▶ **WHAT YOU NEED TO DO**: Copy out all of the data exactly as it appears.

▶ **DATA IN THIS EXERCISE**:
● ● ● ● ●

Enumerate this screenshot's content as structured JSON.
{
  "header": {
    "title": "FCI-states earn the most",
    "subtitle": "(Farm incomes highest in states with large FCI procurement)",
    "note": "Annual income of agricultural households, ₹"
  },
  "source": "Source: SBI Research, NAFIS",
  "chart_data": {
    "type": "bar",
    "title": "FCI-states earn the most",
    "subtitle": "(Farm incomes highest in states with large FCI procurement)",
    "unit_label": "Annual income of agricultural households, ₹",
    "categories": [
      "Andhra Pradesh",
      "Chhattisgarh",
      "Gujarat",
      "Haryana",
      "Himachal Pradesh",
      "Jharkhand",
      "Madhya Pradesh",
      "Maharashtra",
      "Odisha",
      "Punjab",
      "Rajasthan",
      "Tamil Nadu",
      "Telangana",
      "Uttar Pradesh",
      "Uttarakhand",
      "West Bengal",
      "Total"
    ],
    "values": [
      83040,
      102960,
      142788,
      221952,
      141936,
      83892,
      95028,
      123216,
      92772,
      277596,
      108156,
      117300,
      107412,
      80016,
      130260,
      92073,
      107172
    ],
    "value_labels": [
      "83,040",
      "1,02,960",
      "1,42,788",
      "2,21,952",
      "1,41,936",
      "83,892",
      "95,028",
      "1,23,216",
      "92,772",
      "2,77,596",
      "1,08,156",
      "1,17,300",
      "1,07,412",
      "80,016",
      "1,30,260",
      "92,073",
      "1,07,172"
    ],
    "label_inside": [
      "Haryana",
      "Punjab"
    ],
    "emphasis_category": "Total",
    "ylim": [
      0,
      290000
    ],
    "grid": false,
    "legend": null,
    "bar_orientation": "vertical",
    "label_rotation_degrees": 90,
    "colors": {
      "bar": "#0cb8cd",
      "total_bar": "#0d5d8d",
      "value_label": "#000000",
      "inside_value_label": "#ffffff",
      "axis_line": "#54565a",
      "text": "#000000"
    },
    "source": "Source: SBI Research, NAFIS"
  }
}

● ● ● ● ●

▶ **ANSWER FOR THE TASK**:
Enumerate this screenshot's content as structured JSON.
{
  "header": {
    "title": "FCI-states earn the most",
    "subtitle": "(Farm incomes highest in states with large FCI procurement)",
    "note": "Annual income of agricultural households, ₹"
  },
  "source": "Source: SBI Research, NAFIS",
  "chart_data": {
    "type": "bar",
    "title": "FCI-states earn the most",
    "subtitle": "(Farm incomes highest in states with large FCI procurement)",
    "unit_label": "Annual income of agricultural households, ₹",
    "categories": [
      "Andhra Pradesh",
      "Chhattisgarh",
      "Gujarat",
      "Haryana",
      "Himachal Pradesh",
      "Jharkhand",
      "Madhya Pradesh",
      "Maharashtra",
      "Odisha",
      "Punjab",
      "Rajasthan",
      "Tamil Nadu",
      "Telangana",
      "Uttar Pradesh",
      "Uttarakhand",
      "West Bengal",
      "Total"
    ],
    "values": [
      83040,
      102960,
      142788,
      221952,
      141936,
      83892,
      95028,
      123216,
      92772,
      277596,
      108156,
      117300,
      107412,
      80016,
      130260,
      92073,
      107172
    ],
    "value_labels": [
      "83,040",
      "1,02,960",
      "1,42,788",
      "2,21,952",
      "1,41,936",
      "83,892",
      "95,028",
      "1,23,216",
      "92,772",
      "2,77,596",
      "1,08,156",
      "1,17,300",
      "1,07,412",
      "80,016",
      "1,30,260",
      "92,073",
      "1,07,172"
    ],
    "label_inside": [
      "Haryana",
      "Punjab"
    ],
    "emphasis_category": "Total",
    "ylim": [
      0,
      290000
    ],
    "grid": false,
    "legend": null,
    "bar_orientation": "vertical",
    "label_rotation_degrees": 90,
    "colors": {
      "bar": "#0cb8cd",
      "total_bar": "#0d5d8d",
      "value_label": "#000000",
      "inside_value_label": "#ffffff",
      "axis_line": "#54565a",
      "text": "#000000"
    },
    "source": "Source: SBI Research, NAFIS"
  }
}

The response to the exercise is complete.